• _Problem statement_
Express the records from the line with "delete-campaign-button[interactable]: Delete [581,33,673,67]" to the line with "tab-comment[interactable]: Comment [421,83,518,115]", both ends included, as a Markdown table with the columns Index and Entry. Number each line and leave out any blank lines.

• _Provided records_

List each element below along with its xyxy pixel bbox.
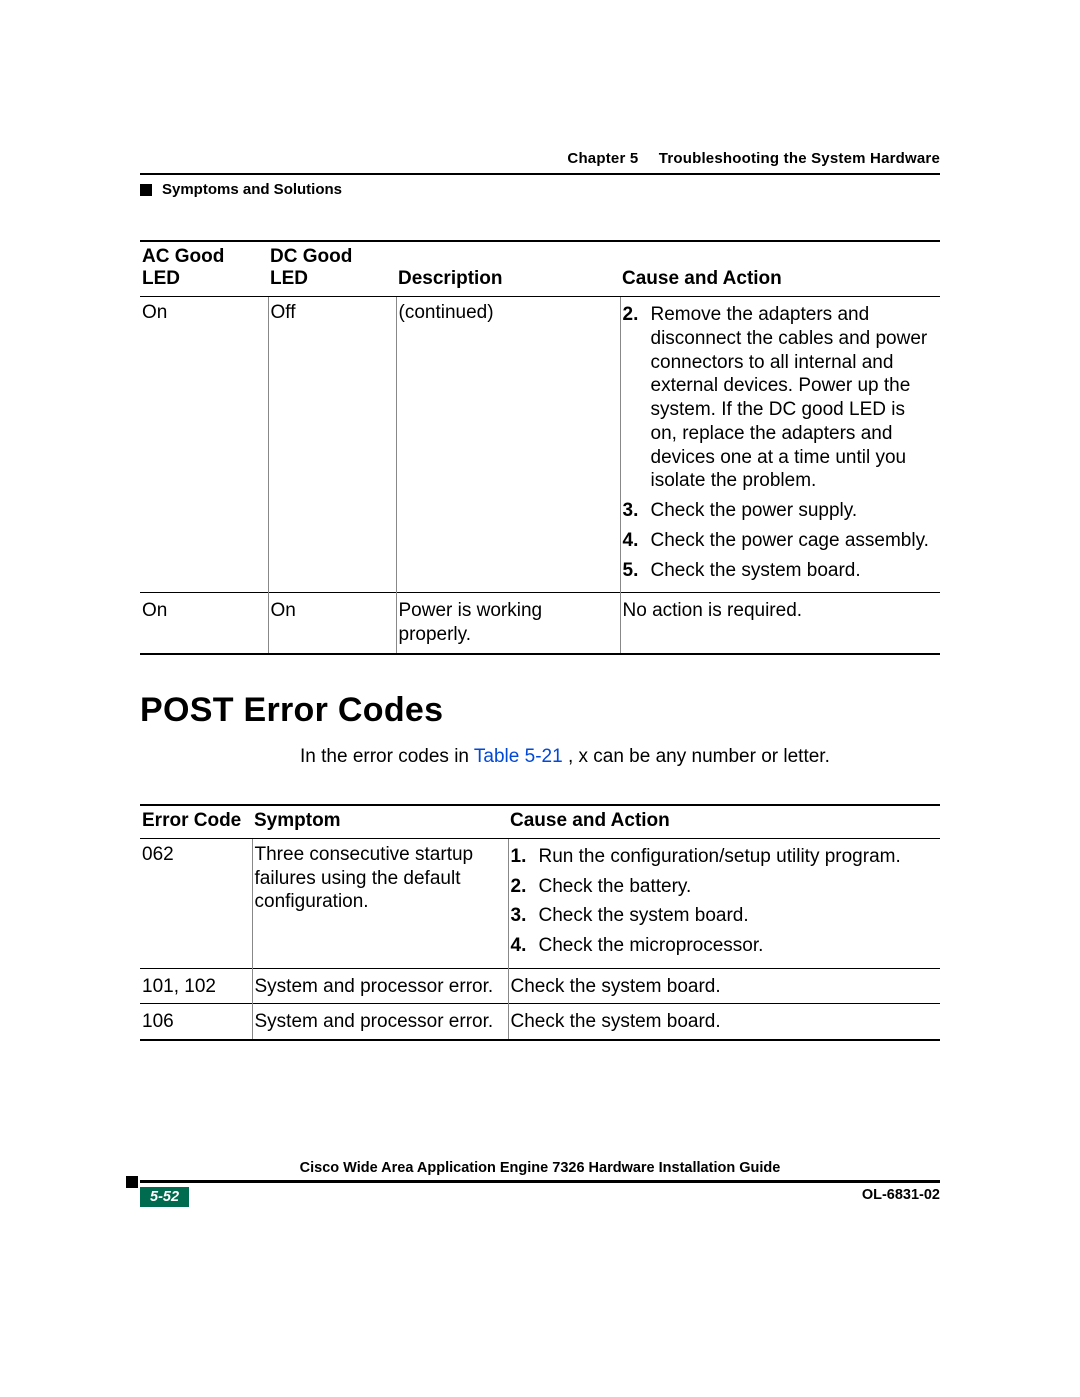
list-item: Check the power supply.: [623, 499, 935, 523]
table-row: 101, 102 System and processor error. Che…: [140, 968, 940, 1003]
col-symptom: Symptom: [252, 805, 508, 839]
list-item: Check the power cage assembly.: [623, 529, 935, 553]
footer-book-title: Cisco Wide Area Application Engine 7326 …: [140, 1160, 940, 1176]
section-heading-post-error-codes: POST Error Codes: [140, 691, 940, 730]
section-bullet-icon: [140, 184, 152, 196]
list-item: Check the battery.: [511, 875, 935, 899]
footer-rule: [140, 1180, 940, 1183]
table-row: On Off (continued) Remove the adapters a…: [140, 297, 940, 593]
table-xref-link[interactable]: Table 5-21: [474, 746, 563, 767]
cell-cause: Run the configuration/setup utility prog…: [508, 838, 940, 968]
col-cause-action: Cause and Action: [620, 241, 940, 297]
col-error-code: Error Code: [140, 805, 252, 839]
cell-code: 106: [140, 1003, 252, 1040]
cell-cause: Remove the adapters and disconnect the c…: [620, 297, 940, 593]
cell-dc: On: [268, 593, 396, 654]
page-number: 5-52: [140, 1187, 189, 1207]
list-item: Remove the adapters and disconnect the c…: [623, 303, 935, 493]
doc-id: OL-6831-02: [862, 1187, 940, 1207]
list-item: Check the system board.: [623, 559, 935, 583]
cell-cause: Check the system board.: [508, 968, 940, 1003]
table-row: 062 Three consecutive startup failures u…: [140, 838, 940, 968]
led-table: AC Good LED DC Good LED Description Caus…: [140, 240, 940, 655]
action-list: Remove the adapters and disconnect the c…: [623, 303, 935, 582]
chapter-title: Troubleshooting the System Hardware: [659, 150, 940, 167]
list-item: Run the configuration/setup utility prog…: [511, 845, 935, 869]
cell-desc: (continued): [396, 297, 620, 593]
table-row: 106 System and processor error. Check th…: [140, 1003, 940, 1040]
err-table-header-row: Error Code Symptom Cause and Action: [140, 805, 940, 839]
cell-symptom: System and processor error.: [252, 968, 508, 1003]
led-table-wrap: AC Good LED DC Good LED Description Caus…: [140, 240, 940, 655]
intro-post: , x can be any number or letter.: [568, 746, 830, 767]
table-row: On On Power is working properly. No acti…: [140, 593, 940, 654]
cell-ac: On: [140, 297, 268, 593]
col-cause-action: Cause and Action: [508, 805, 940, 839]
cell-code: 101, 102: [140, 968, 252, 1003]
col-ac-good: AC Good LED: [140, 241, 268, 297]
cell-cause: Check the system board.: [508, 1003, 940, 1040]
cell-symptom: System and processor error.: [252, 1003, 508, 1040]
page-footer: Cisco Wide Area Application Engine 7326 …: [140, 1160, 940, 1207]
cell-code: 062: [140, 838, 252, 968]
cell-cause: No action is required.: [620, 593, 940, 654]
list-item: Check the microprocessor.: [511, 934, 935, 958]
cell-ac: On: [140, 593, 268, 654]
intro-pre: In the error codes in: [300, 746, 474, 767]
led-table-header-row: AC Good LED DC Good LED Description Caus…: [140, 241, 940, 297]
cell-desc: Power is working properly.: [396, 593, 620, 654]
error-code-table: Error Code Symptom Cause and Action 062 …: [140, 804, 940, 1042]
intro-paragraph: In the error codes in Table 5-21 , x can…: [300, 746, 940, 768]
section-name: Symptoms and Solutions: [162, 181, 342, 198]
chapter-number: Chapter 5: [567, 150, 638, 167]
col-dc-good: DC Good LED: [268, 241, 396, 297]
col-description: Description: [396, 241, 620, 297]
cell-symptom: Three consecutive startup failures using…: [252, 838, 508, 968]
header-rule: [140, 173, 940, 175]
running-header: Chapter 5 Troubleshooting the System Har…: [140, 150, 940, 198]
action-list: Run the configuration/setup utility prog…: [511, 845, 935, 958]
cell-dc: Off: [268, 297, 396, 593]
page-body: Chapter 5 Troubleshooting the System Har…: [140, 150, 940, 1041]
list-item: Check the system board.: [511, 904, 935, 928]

* * *

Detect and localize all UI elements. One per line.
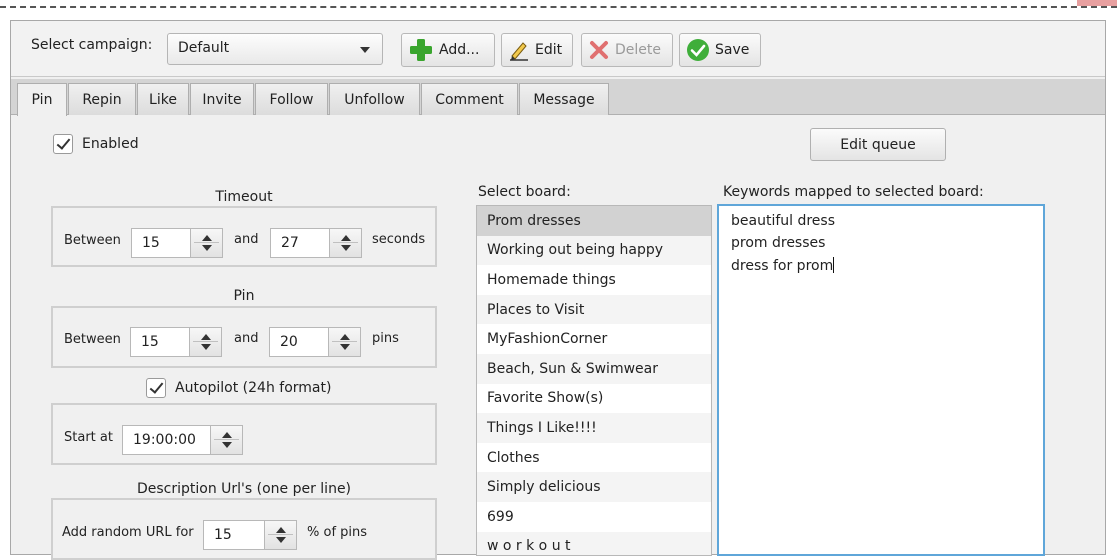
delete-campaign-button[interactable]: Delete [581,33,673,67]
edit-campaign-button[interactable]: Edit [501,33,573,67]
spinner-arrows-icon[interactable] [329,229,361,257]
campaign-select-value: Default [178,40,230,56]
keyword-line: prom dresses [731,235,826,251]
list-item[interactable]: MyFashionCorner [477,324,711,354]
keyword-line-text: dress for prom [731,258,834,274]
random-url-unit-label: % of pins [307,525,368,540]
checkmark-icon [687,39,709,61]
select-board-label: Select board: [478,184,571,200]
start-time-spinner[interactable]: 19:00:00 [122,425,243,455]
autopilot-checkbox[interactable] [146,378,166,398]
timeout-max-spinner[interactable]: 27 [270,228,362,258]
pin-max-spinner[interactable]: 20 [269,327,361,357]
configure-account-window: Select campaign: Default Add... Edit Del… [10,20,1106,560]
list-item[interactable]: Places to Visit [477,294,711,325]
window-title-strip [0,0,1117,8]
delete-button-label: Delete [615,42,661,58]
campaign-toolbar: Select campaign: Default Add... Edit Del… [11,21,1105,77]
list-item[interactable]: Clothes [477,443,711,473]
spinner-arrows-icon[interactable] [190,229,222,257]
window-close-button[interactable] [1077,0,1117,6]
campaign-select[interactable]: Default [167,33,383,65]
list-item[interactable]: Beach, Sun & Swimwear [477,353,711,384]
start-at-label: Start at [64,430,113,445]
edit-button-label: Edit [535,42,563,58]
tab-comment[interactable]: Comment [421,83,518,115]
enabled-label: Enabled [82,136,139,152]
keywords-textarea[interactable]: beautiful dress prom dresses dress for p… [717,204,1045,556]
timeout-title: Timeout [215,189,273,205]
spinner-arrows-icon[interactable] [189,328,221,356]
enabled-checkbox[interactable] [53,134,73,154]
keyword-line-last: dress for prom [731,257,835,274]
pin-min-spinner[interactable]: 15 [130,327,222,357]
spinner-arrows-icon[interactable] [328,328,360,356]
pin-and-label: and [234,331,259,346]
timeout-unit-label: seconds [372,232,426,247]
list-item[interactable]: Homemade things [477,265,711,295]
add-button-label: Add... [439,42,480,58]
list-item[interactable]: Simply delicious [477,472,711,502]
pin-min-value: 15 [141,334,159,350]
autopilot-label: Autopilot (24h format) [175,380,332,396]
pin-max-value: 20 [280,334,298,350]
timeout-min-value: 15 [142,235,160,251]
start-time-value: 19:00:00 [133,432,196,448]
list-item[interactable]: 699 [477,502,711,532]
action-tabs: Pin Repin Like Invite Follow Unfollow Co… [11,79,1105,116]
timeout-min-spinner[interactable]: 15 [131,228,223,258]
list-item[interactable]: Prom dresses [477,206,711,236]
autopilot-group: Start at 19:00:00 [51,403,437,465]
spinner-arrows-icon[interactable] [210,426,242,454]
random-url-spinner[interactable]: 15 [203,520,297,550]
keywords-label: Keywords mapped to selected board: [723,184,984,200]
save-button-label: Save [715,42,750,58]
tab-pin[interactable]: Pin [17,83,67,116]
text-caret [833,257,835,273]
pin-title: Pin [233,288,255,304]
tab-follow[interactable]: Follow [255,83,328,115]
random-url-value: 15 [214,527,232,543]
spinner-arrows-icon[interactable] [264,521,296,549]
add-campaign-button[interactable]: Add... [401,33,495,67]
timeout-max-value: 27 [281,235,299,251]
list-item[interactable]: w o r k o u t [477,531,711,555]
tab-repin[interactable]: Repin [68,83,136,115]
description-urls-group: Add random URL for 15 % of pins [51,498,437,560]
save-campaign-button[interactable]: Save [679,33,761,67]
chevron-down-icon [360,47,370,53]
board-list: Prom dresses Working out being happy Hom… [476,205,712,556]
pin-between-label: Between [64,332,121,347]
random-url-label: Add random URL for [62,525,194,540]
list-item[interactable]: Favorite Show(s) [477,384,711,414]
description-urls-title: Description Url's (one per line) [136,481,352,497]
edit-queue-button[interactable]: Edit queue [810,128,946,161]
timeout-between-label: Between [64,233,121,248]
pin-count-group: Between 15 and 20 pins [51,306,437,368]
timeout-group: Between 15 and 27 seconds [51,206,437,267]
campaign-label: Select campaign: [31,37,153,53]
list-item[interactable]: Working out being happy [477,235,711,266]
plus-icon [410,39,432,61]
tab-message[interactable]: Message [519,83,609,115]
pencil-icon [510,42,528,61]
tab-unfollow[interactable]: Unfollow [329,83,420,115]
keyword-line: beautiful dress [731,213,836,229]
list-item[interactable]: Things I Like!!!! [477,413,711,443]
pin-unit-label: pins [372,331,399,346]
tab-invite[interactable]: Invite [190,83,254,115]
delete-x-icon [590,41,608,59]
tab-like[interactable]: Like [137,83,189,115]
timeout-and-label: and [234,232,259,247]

• _Exercise solution_
| Index | Entry |
|---|---|
| 1 | delete-campaign-button[interactable]: Delete [581,33,673,67] |
| 2 | edit-campaign-button[interactable]: Edit [501,33,573,67] |
| 3 | spinner-arrows-icon[interactable] [329,229,361,257] |
| 4 | campaign-select-value: Default [178,40,230,56] |
| 5 | keyword-line: prom dresses [731,235,826,251] |
| 6 | list-item[interactable]: MyFashionCorner [477,324,711,354] |
| 7 | keyword-line-text: dress for prom [731,258,834,274] |
| 8 | random-url-unit-label: % of pins [307,525,368,540] |
| 9 | checkmark-icon [687,39,709,61] |
| 10 | select-board-label: Select board: [478,184,571,200] |
| 11 | start-time-spinner[interactable]: 19:00:00 [122,425,243,455] |
| 12 | autopilot-checkbox[interactable] [146,378,166,398] |
| 13 | timeout-max-spinner[interactable]: 27 [270,228,362,258] |
| 14 | pin-max-spinner[interactable]: 20 [269,327,361,357] |
| 15 | configure-account-window: Select campaign: Default Add... Edit Del… [10,20,1106,560] |
| 16 | list-item[interactable]: Places to Visit [477,294,711,325] |
| 17 | window-title-strip [0,0,1117,8] |
| 18 | delete-button-label: Delete [615,42,661,58] |
| 19 | campaign-toolbar: Select campaign: Default Add... Edit Del… [11,21,1105,77] |
| 20 | list-item[interactable]: Clothes [477,443,711,473] |
| 21 | spinner-arrows-icon[interactable] [190,229,222,257] |
| 22 | window-close-button[interactable] [1077,0,1117,6] |
| 23 | campaign-select[interactable]: Default [167,33,383,65] |
| 24 | list-item[interactable]: Beach, Sun & Swimwear [477,353,711,384] |
| 25 | start-at-label: Start at [64,430,113,445] |
| 26 | edit-button-label: Edit [535,42,563,58] |
| 27 | tab-comment[interactable]: Comment [421,83,518,115] |